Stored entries
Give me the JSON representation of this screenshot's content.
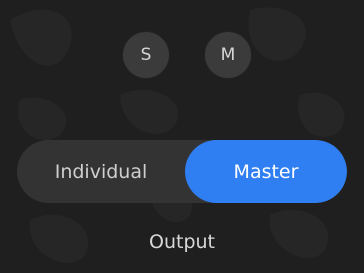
{
  "buttons": {
    "solo_label": "S",
    "mute_label": "M"
  },
  "mode_switch": {
    "options": [
      "Individual",
      "Master"
    ],
    "selected": "Master"
  },
  "footer": {
    "label": "Output"
  },
  "colors": {
    "background": "#1f1f1f",
    "button": "#3b3b3b",
    "segment_bg": "#333333",
    "accent": "#2f7ff2",
    "text": "#d6d6d6"
  }
}
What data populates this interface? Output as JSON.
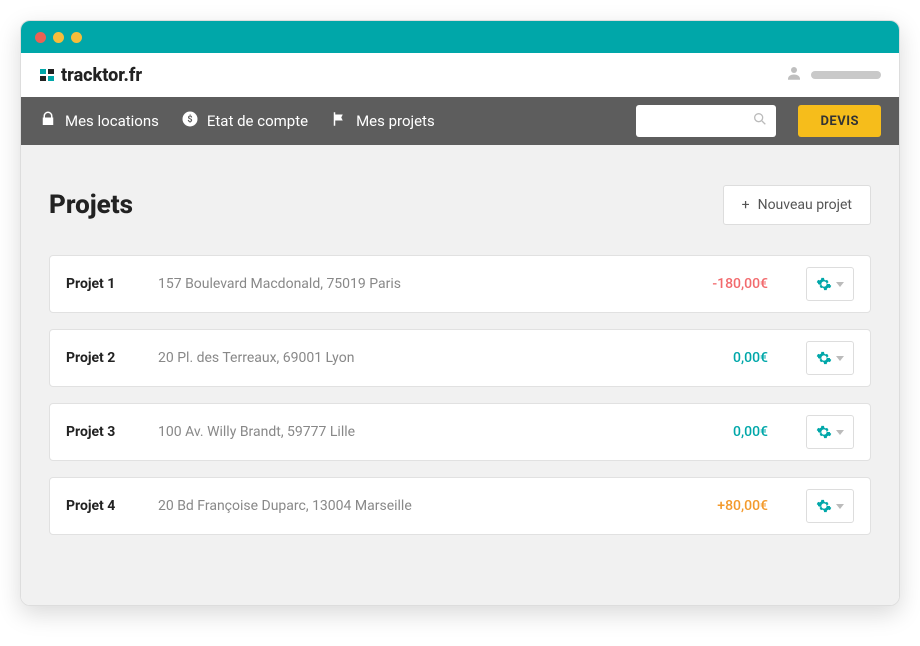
{
  "brand": "tracktor.fr",
  "nav": {
    "locations": "Mes locations",
    "account": "Etat de compte",
    "projects": "Mes projets",
    "devis": "DEVIS"
  },
  "page": {
    "title": "Projets",
    "new_project": "Nouveau projet"
  },
  "projects": [
    {
      "name": "Projet 1",
      "address": "157 Boulevard Macdonald, 75019 Paris",
      "amount": "-180,00€",
      "amount_class": "amt-neg"
    },
    {
      "name": "Projet 2",
      "address": "20 Pl. des Terreaux, 69001 Lyon",
      "amount": "0,00€",
      "amount_class": "amt-zero"
    },
    {
      "name": "Projet 3",
      "address": "100 Av. Willy Brandt, 59777 Lille",
      "amount": "0,00€",
      "amount_class": "amt-zero"
    },
    {
      "name": "Projet 4",
      "address": "20 Bd Françoise Duparc, 13004 Marseille",
      "amount": "+80,00€",
      "amount_class": "amt-pos"
    }
  ]
}
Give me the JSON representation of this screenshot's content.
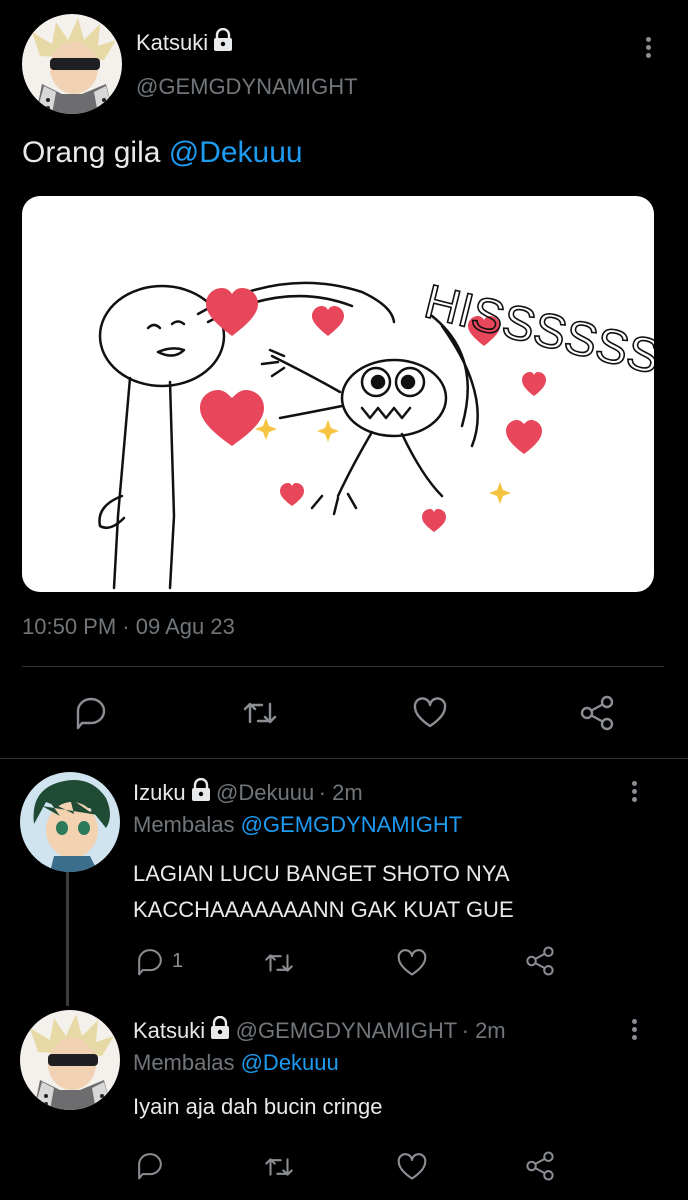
{
  "main_tweet": {
    "author_name": "Katsuki",
    "author_handle": "@GEMGDYNAMIGHT",
    "text_prefix": "Orang gila ",
    "text_mention": "@Dekuuu",
    "image_text": "HISSSSSSS",
    "time": "10:50 PM",
    "separator": "·",
    "date": "09 Agu 23"
  },
  "replies": [
    {
      "author_name": "Izuku",
      "author_handle": "@Dekuuu",
      "time": "· 2m",
      "replying_prefix": "Membalas ",
      "replying_to": "@GEMGDYNAMIGHT",
      "text_line1": "LAGIAN LUCU BANGET SHOTO NYA",
      "text_line2": "KACCHAAAAAAANN GAK KUAT GUE",
      "reply_count": "1"
    },
    {
      "author_name": "Katsuki",
      "author_handle": "@GEMGDYNAMIGHT",
      "time": "· 2m",
      "replying_prefix": "Membalas ",
      "replying_to": "@Dekuuu",
      "text": "Iyain aja dah bucin cringe"
    }
  ],
  "colors": {
    "background": "#000000",
    "text": "#e7e9ea",
    "muted": "#71767b",
    "link": "#1d9bf0",
    "divider": "#2f3336"
  },
  "icons": [
    "lock-icon",
    "more-icon",
    "reply-icon",
    "retweet-icon",
    "like-icon",
    "share-icon"
  ]
}
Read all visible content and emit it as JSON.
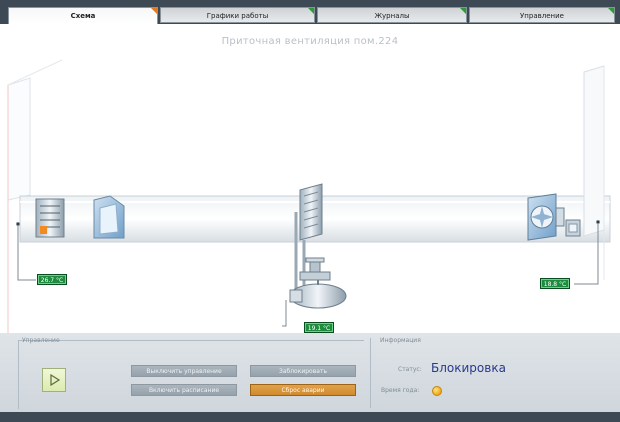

WHAT THIS TASK INVOLVES:
Only the number is wanted: how many lines of the material contain the word "address"?

THE REPLY:
4